**MATERIAL FOR THIS EXERCISE**:
--

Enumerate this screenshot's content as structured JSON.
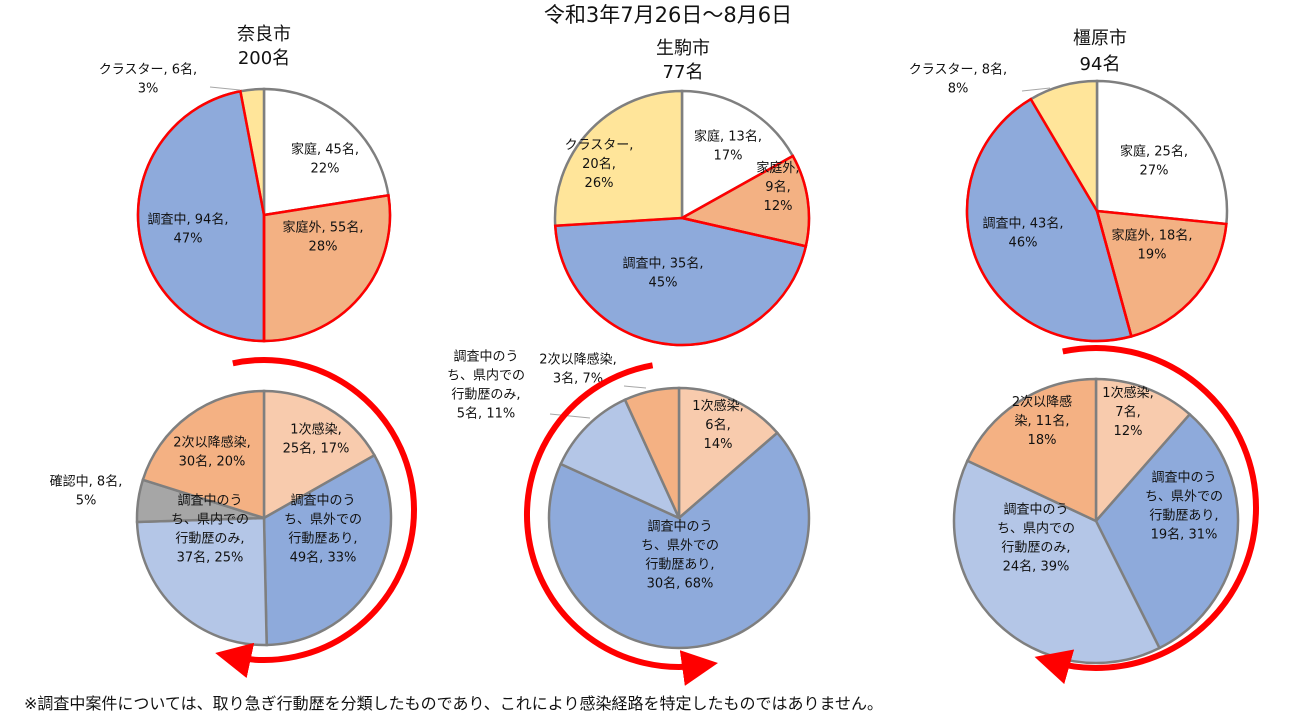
{
  "title": "令和3年7月26日〜8月6日",
  "footnote": "※調査中案件については、取り急ぎ行動歴を分類したものであり、これにより感染経路を特定したものではありません。",
  "colors": {
    "household": "#ffffff",
    "outside_household": "#f3b183",
    "investigating": "#8eaadb",
    "cluster": "#ffe59a",
    "first_infection": "#f8cbad",
    "secondary_infection": "#f4b183",
    "outside_prefecture": "#8eaadb",
    "inside_prefecture": "#b4c6e7",
    "confirming": "#a6a6a6",
    "highlight": "#ff0000",
    "slice_border": "#7f7f7f"
  },
  "chart_data": [
    {
      "type": "pie",
      "title": "奈良市",
      "subtitle": "200名",
      "slices": [
        {
          "label": "家庭, 45名,\n22%",
          "value": 45,
          "color": "#ffffff"
        },
        {
          "label": "家庭外, 55名,\n28%",
          "value": 55,
          "color": "#f3b183",
          "highlight": true
        },
        {
          "label": "調査中, 94名,\n47%",
          "value": 94,
          "color": "#8eaadb",
          "highlight": true
        },
        {
          "label": "クラスター, 6名,\n3%",
          "value": 6,
          "color": "#ffe59a"
        }
      ]
    },
    {
      "type": "pie",
      "title": "生駒市",
      "subtitle": "77名",
      "slices": [
        {
          "label": "家庭, 13名,\n17%",
          "value": 13,
          "color": "#ffffff"
        },
        {
          "label": "家庭外,\n9名,\n12%",
          "value": 9,
          "color": "#f3b183",
          "highlight": true
        },
        {
          "label": "調査中, 35名,\n45%",
          "value": 35,
          "color": "#8eaadb",
          "highlight": true
        },
        {
          "label": "クラスター,\n20名,\n26%",
          "value": 20,
          "color": "#ffe59a"
        }
      ]
    },
    {
      "type": "pie",
      "title": "橿原市",
      "subtitle": "94名",
      "slices": [
        {
          "label": "家庭, 25名,\n27%",
          "value": 25,
          "color": "#ffffff"
        },
        {
          "label": "家庭外, 18名,\n19%",
          "value": 18,
          "color": "#f3b183",
          "highlight": true
        },
        {
          "label": "調査中, 43名,\n46%",
          "value": 43,
          "color": "#8eaadb",
          "highlight": true
        },
        {
          "label": "クラスター, 8名,\n8%",
          "value": 8,
          "color": "#ffe59a"
        }
      ]
    },
    {
      "type": "pie",
      "title": "",
      "slices": [
        {
          "label": "1次感染,\n25名, 17%",
          "value": 25,
          "color": "#f8cbad"
        },
        {
          "label": "調査中のう\nち、県外での\n行動歴あり,\n49名, 33%",
          "value": 49,
          "color": "#8eaadb"
        },
        {
          "label": "調査中のう\nち、県内での\n行動歴のみ,\n37名, 25%",
          "value": 37,
          "color": "#b4c6e7"
        },
        {
          "label": "確認中, 8名,\n5%",
          "value": 8,
          "color": "#a6a6a6"
        },
        {
          "label": "2次以降感染,\n30名, 20%",
          "value": 30,
          "color": "#f4b183"
        }
      ]
    },
    {
      "type": "pie",
      "title": "",
      "slices": [
        {
          "label": "1次感染,\n6名,\n14%",
          "value": 6,
          "color": "#f8cbad"
        },
        {
          "label": "調査中のう\nち、県外での\n行動歴あり,\n30名, 68%",
          "value": 30,
          "color": "#8eaadb"
        },
        {
          "label": "調査中のう\nち、県内での\n行動歴のみ,\n5名, 11%",
          "value": 5,
          "color": "#b4c6e7"
        },
        {
          "label": "2次以降感染,\n3名, 7%",
          "value": 3,
          "color": "#f4b183"
        }
      ]
    },
    {
      "type": "pie",
      "title": "",
      "slices": [
        {
          "label": "1次感染,\n7名,\n12%",
          "value": 7,
          "color": "#f8cbad"
        },
        {
          "label": "調査中のう\nち、県外での\n行動歴あり,\n19名, 31%",
          "value": 19,
          "color": "#8eaadb"
        },
        {
          "label": "調査中のう\nち、県内での\n行動歴のみ,\n24名, 39%",
          "value": 24,
          "color": "#b4c6e7"
        },
        {
          "label": "2次以降感\n染, 11名,\n18%",
          "value": 11,
          "color": "#f4b183"
        }
      ]
    }
  ]
}
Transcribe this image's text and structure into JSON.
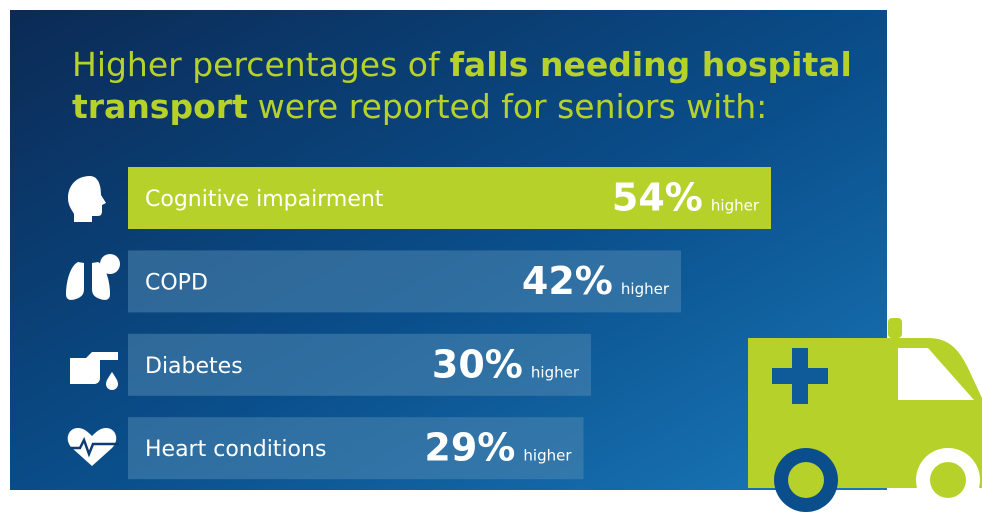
{
  "chart_data": {
    "type": "bar",
    "orientation": "horizontal",
    "title": {
      "line1": [
        "Higher percentages of",
        "falls needing hospital"
      ],
      "line2": [
        "transport",
        "were reported for seniors with:"
      ]
    },
    "categories": [
      "Cognitive impairment",
      "COPD",
      "Diabetes",
      "Heart conditions"
    ],
    "values": [
      54,
      42,
      30,
      29
    ],
    "value_labels": [
      "54%",
      "42%",
      "30%",
      "29%"
    ],
    "value_suffix": "higher",
    "colors": [
      "#b7d12b",
      "#4f86b0",
      "#4f86b0",
      "#4f86b0"
    ]
  }
}
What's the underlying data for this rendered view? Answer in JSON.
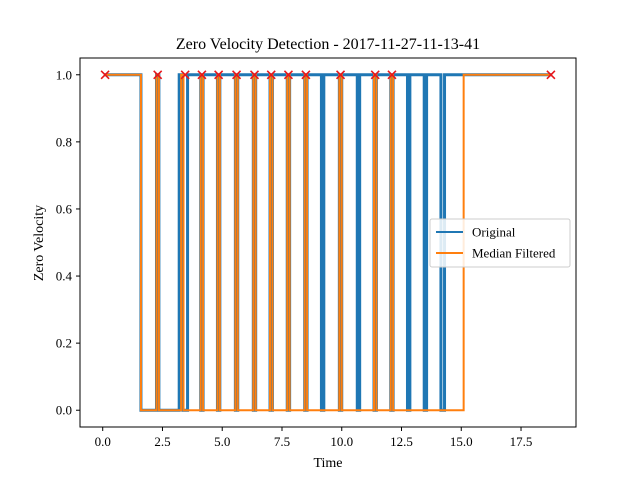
{
  "chart_data": {
    "type": "line",
    "title": "Zero Velocity Detection - 2017-11-27-11-13-41",
    "xlabel": "Time",
    "ylabel": "Zero Velocity",
    "xlim": [
      -0.95,
      19.8
    ],
    "ylim": [
      -0.05,
      1.05
    ],
    "xticks": [
      0.0,
      2.5,
      5.0,
      7.5,
      10.0,
      12.5,
      15.0,
      17.5
    ],
    "xtick_labels": [
      "0.0",
      "2.5",
      "5.0",
      "7.5",
      "10.0",
      "12.5",
      "15.0",
      "17.5"
    ],
    "yticks": [
      0.0,
      0.2,
      0.4,
      0.6,
      0.8,
      1.0
    ],
    "ytick_labels": [
      "0.0",
      "0.2",
      "0.4",
      "0.6",
      "0.8",
      "1.0"
    ],
    "grid": false,
    "legend_position": "center-right",
    "series": [
      {
        "name": "Original",
        "color": "#1f77b4",
        "width": 3,
        "x": [
          0.05,
          1.6,
          1.6,
          2.25,
          2.25,
          2.35,
          2.35,
          3.2,
          3.2,
          3.35,
          3.35,
          3.55,
          3.55,
          4.1,
          4.1,
          4.2,
          4.2,
          4.8,
          4.8,
          4.9,
          4.9,
          5.55,
          5.55,
          5.65,
          5.65,
          6.3,
          6.3,
          6.4,
          6.4,
          7.0,
          7.0,
          7.1,
          7.1,
          7.72,
          7.72,
          7.82,
          7.82,
          8.45,
          8.45,
          8.55,
          8.55,
          9.15,
          9.15,
          9.25,
          9.25,
          9.9,
          9.9,
          10.0,
          10.0,
          10.65,
          10.65,
          10.75,
          10.75,
          11.35,
          11.35,
          11.45,
          11.45,
          12.05,
          12.05,
          12.15,
          12.15,
          12.75,
          12.75,
          12.85,
          12.85,
          13.45,
          13.45,
          13.55,
          13.55,
          14.15,
          14.15,
          14.3,
          14.3,
          15.1,
          15.1,
          18.8
        ],
        "y": [
          1,
          1,
          0,
          0,
          1,
          1,
          0,
          0,
          1,
          1,
          0,
          0,
          1,
          1,
          0,
          0,
          1,
          1,
          0,
          0,
          1,
          1,
          0,
          0,
          1,
          1,
          0,
          0,
          1,
          1,
          0,
          0,
          1,
          1,
          0,
          0,
          1,
          1,
          0,
          0,
          1,
          1,
          0,
          0,
          1,
          1,
          0,
          0,
          1,
          1,
          0,
          0,
          1,
          1,
          0,
          0,
          1,
          1,
          0,
          0,
          1,
          1,
          0,
          0,
          1,
          1,
          0,
          0,
          1,
          1,
          0,
          0,
          1,
          1,
          1,
          1
        ]
      },
      {
        "name": "Median Filtered",
        "color": "#ff7f0e",
        "width": 2,
        "x": [
          0.05,
          1.6,
          1.6,
          2.25,
          2.25,
          2.35,
          2.35,
          3.28,
          3.28,
          3.38,
          3.38,
          4.1,
          4.1,
          4.2,
          4.2,
          4.8,
          4.8,
          4.9,
          4.9,
          5.55,
          5.55,
          5.65,
          5.65,
          6.3,
          6.3,
          6.4,
          6.4,
          7.0,
          7.0,
          7.1,
          7.1,
          7.72,
          7.72,
          7.82,
          7.82,
          8.45,
          8.45,
          8.55,
          8.55,
          9.9,
          9.9,
          10.0,
          10.0,
          11.35,
          11.35,
          11.45,
          11.45,
          12.05,
          12.05,
          12.15,
          12.15,
          15.1,
          15.1,
          18.8
        ],
        "y": [
          1,
          1,
          0,
          0,
          1,
          1,
          0,
          0,
          1,
          1,
          0,
          0,
          1,
          1,
          0,
          0,
          1,
          1,
          0,
          0,
          1,
          1,
          0,
          0,
          1,
          1,
          0,
          0,
          1,
          1,
          0,
          0,
          1,
          1,
          0,
          0,
          1,
          1,
          0,
          0,
          1,
          1,
          0,
          0,
          1,
          1,
          0,
          0,
          1,
          1,
          0,
          0,
          1,
          1
        ]
      }
    ],
    "markers": {
      "shape": "x",
      "color": "#e8161b",
      "x": [
        0.1,
        2.3,
        3.45,
        4.15,
        4.85,
        5.6,
        6.35,
        7.05,
        7.77,
        8.5,
        9.95,
        11.4,
        12.1,
        18.75
      ],
      "y": [
        1,
        1,
        1,
        1,
        1,
        1,
        1,
        1,
        1,
        1,
        1,
        1,
        1,
        1
      ]
    }
  }
}
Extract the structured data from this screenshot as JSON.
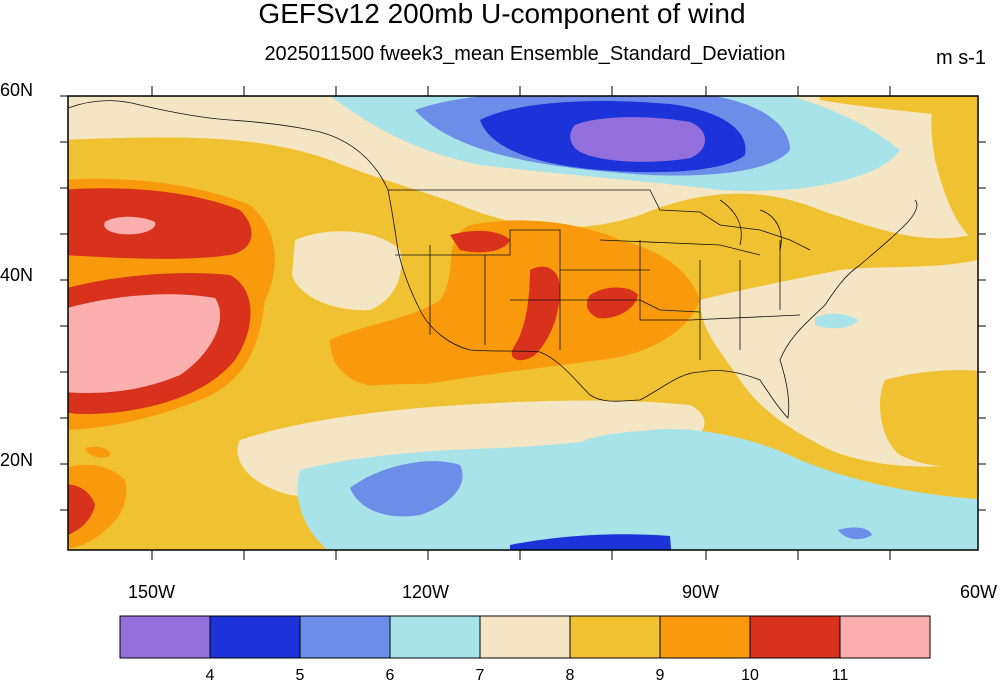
{
  "title": "GEFSv12 200mb U-component of wind",
  "subtitle": "2025011500 fweek3_mean Ensemble_Standard_Deviation",
  "units": "m s-1",
  "map": {
    "projection": "cylindrical equidistant",
    "lon_range": [
      -160,
      -60
    ],
    "lat_range": [
      10,
      60
    ],
    "lat_labels": [
      "60N",
      "40N",
      "20N"
    ],
    "lon_labels": [
      "150W",
      "120W",
      "90W",
      "60W"
    ]
  },
  "colorbar": {
    "levels": [
      "4",
      "5",
      "6",
      "7",
      "8",
      "9",
      "10",
      "11"
    ],
    "colors": [
      "#9370db",
      "#1c33d9",
      "#6c8ee8",
      "#a9e3ea",
      "#f4e6c4",
      "#f0c231",
      "#f99a0c",
      "#d8311c",
      "#fbafae"
    ]
  }
}
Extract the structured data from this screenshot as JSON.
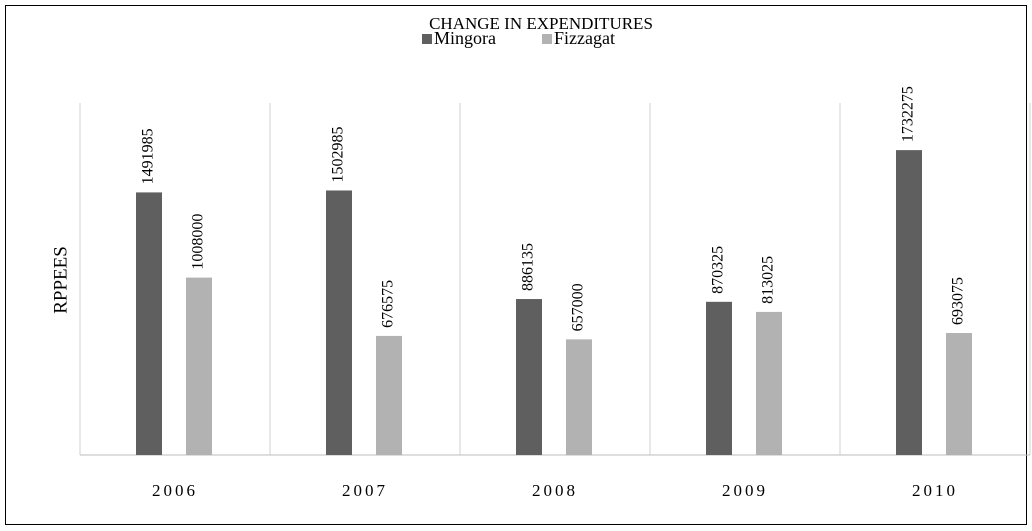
{
  "chart_data": {
    "type": "bar",
    "title": "CHANGE IN EXPENDITURES",
    "y_label": "RPPEES",
    "categories": [
      "2006",
      "2007",
      "2008",
      "2009",
      "2010"
    ],
    "series": [
      {
        "name": "Mingora",
        "color": "#5f5f5f",
        "values": [
          1491985,
          1502985,
          886135,
          870325,
          1732275
        ]
      },
      {
        "name": "Fizzagat",
        "color": "#b2b2b2",
        "values": [
          1008000,
          676575,
          657000,
          813025,
          693075
        ]
      }
    ],
    "ylim": [
      0,
      2000000
    ]
  }
}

--

Read the entries above, then pull out the lines that include "県内での".

**WRITTEN SOLUTION**:
          "label": "調査中のう\nち、県内での\n行動歴のみ,\n37名, 25%",
          "label": "調査中のう\nち、県内での\n行動歴のみ,\n5名, 11%",
          "label": "調査中のう\nち、県内での\n行動歴のみ,\n24名, 39%",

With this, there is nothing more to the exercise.